§ **Passage provided**:
After reaching agreement on the ultimate goal for each KB, the system moves
one step back in the inference chain in each, to see which attributes are used
to determine the goal in each KB.  It then uses the techniques just
illustrated to get agreement on those attributes.  

Once agreement on them is reached, the system begins to detect and remove
incompleteness and inconsistency in the rules that link them.  An example of
detecting two inconsistent rules arises in examining the rules that each
expert used to determine the {\tt Quality} of the model:

\skipl{-.7}
\bfig
       BRUCE's KB                             JOHN's KB
IF F-TEST less-than THRESHOLD         IF F-TEST less-than THRESHOLD
THEN QUALITY of MODEL is POOR         THEN QUALITY of MODEL is FAIR
\end{verbatim}
\efig{Fig. 2:  Two inconsistent rules}
\skipl{-.75}
{\sc carter} knows six ways in which this sort of discrepancy---conflicting
rules---can arise:
\begin{enumerate}
\item  There is a misunderstanding about the vocabulary: {\tt Poor} and {\tt
Fair} could be synonyms, hence the rules are actually identical.  This is
ruled out here because the experts have already agreed on the vocabulary (in a
part of the interaction not shown).

§ **Study material**:
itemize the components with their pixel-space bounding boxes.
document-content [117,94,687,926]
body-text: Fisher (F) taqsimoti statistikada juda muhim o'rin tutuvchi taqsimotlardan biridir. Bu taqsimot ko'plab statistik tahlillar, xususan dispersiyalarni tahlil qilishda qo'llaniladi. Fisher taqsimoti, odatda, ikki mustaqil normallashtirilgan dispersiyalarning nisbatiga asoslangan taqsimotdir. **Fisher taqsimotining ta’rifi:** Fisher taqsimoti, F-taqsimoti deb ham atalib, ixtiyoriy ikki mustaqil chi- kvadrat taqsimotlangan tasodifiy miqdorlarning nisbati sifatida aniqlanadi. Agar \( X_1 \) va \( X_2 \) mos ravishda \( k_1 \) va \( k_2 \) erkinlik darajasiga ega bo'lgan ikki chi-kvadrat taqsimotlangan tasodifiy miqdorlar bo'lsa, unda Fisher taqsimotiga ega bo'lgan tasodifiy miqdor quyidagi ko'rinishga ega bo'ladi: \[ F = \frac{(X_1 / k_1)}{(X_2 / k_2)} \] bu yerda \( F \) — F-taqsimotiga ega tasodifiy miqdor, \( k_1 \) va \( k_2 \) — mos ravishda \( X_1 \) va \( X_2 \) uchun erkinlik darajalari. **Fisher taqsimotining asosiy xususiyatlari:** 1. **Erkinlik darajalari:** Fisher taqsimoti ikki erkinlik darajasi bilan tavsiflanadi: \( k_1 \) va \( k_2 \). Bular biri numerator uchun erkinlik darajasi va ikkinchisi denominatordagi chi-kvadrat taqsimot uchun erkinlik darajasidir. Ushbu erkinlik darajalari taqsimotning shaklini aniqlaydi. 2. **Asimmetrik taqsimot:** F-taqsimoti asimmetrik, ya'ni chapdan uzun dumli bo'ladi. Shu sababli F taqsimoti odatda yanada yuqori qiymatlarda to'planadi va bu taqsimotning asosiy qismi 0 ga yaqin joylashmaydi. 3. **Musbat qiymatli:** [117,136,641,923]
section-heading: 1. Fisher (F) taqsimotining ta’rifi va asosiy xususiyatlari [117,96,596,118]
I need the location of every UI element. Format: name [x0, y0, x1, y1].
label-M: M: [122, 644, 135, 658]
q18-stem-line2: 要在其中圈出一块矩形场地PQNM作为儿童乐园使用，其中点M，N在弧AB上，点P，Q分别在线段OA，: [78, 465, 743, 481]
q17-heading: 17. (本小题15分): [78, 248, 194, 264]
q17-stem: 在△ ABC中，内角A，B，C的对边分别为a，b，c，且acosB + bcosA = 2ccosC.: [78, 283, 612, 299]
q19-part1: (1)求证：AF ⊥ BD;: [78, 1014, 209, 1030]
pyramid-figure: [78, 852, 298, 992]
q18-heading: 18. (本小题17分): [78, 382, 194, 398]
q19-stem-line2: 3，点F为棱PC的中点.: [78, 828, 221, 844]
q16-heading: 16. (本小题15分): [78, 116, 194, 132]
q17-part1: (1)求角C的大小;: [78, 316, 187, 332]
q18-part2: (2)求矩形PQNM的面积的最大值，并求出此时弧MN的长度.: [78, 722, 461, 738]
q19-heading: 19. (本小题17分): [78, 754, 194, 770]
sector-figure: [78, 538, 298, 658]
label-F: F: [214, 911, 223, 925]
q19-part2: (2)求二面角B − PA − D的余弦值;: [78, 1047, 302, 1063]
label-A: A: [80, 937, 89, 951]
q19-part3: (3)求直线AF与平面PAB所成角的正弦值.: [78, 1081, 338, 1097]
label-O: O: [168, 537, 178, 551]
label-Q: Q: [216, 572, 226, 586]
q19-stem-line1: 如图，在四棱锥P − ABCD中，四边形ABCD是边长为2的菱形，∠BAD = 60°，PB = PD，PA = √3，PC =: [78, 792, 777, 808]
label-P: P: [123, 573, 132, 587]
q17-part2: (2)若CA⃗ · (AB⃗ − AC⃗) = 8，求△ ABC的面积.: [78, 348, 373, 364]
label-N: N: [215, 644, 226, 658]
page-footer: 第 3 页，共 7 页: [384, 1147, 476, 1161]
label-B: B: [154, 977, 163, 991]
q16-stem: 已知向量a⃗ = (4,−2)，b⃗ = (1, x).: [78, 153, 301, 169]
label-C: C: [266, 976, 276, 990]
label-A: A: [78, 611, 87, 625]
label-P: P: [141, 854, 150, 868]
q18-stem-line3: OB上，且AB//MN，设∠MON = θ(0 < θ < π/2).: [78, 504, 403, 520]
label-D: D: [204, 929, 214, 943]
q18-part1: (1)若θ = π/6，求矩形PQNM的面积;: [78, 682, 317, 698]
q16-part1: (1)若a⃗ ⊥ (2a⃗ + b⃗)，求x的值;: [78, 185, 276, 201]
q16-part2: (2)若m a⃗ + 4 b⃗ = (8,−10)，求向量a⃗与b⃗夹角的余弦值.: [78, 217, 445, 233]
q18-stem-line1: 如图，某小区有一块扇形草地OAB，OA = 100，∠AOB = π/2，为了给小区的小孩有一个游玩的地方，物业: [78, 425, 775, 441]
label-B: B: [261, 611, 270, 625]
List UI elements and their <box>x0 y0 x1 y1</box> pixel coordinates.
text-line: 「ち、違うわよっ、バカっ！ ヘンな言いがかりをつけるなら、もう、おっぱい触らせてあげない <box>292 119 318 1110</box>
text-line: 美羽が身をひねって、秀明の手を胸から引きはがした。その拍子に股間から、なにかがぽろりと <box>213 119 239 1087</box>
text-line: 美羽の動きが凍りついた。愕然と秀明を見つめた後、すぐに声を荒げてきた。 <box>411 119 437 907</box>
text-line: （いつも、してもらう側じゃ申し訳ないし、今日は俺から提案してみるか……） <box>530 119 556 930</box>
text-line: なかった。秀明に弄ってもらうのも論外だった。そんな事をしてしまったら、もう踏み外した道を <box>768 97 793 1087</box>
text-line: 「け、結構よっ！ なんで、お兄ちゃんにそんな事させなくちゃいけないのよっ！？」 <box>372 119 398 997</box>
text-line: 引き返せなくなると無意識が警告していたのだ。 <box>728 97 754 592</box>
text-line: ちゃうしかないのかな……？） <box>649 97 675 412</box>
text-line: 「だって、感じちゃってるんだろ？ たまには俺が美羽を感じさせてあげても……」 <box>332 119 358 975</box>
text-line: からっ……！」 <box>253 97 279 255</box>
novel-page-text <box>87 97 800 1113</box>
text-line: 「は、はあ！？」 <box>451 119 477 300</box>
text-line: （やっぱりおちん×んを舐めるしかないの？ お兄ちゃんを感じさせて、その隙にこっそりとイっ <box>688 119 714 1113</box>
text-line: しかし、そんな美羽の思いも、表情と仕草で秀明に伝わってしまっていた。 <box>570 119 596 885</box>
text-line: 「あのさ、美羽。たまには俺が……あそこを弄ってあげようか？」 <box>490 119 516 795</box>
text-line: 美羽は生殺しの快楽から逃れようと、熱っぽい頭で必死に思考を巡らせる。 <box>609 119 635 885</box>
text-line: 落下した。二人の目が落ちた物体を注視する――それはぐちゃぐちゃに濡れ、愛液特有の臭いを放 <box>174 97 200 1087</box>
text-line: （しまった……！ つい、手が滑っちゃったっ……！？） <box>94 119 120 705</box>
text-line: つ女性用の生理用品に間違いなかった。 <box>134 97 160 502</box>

§ **Using the information**:
A) Do these statements agree with the passage on conflicting expert rules? Answer yes or no for each, and quote the words from the passage that decide it.
(i) In JOHN's KB, an F-TEST less than THRESHOLD means the quality of the model is fair.
(ii) The system starts removing inconsistency in the rules before agreement on the attributes is reached.
(iii) Synonymy between the two rule conclusions is ruled out because the experts have already agreed on the vocabulary.
B) Can you continue the passage on conflicting expert rules, beginning right after its last sentence?

§ **Answers below**:
A)
(i) Yes: "QUALITY of MODEL is FAIR"
(ii) No: "Once agreement on them is reached, the system begins to detect and remove incompleteness and inconsistency in the rules that link them."
(iii) Yes: "This is ruled out here because the experts have already agreed on the vocabulary"

B)
\skipl{-.4}
\item  There is not really a mismatch because both rules should be in both
knowledge bases (each expert forgot one rule that the other
remembered).\footnote{If {\tt QUALITY} were known to be single-valued, this
too could be ruled out, but this version of {\sc carter} didn't have that
information.}
\skipl{-.4}
\item	One of the rules is incorrect and should be removed.
\skipl{-.4}
\item	There is not sufficient precision in the vocabulary terms to
differentiate between the two outcomes, e.g., perhaps we need more than a
single threshold.
\skipl{-.4}
\item	There is chain of inference between {\tt F-TEST} and {\tt QUALITY}
that has not been made explicit in the current KBs and the discrepancy lies
somewhere along that chain.
\skipl{-.4}
\item   Both rules are over-generalized as stated: they are both missing an
attribute whose value constitutes an important unstated assumption that the
experts know, but forgot to make explicit. 
\end{enumerate}
\skipl{-.4}
After some discussion, the experts agree that the last possibility is correct,
and that they omitted information about the {\tt R-squared} statistic.  In
response they elaborate their rules to include this, and discovere that they
had different underlying assumptions about the value of the {\tt R-statistic}.
The two revised rules turn out to be acceptable to both experts.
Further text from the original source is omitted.